Goal:
Select and copy out every line in the records containing "title".

Collected data:
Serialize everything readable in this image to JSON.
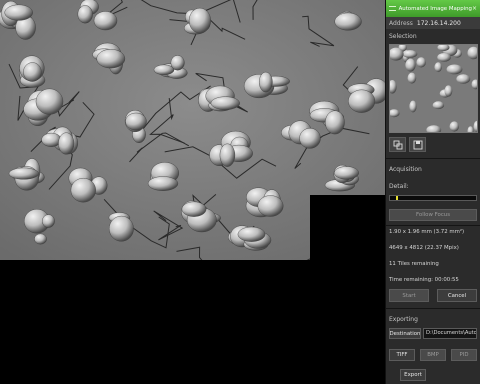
{
  "app": {
    "title": "Automated Image Mapping"
  },
  "address": {
    "label": "Address",
    "value": "172.16.14.200"
  },
  "selection": {
    "title": "Selection"
  },
  "acquisition": {
    "title": "Acquisition",
    "detail_label": "Detail:",
    "detail_level": 0.07,
    "follow_focus": "Follow Focus",
    "size": "1.90 x 1.96 mm (3.72 mm²)",
    "pixels": "4649 x 4812 (22.37 Mpix)",
    "tiles": "11 Tiles remaining",
    "time": "Time remaining: 00:00:55",
    "start": "Start",
    "cancel": "Cancel"
  },
  "exporting": {
    "title": "Exporting",
    "destination_label": "Destination",
    "destination_path": "D:\\Documents\\Autor",
    "formats": [
      "TIFF",
      "BMP",
      "PID"
    ],
    "export": "Export"
  },
  "colors": {
    "accent": "#4fb337",
    "panel": "#2b2b2b",
    "detail_marker": "#e7e033"
  },
  "icons": {
    "close": "close-icon",
    "grip": "grip-icon",
    "copy": "copy-icon",
    "save": "save-icon"
  }
}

Result below:
    "title": "Automated Image Mapping"
    "title": "Selection"
    "title": "Acquisition",
    "title": "Exporting",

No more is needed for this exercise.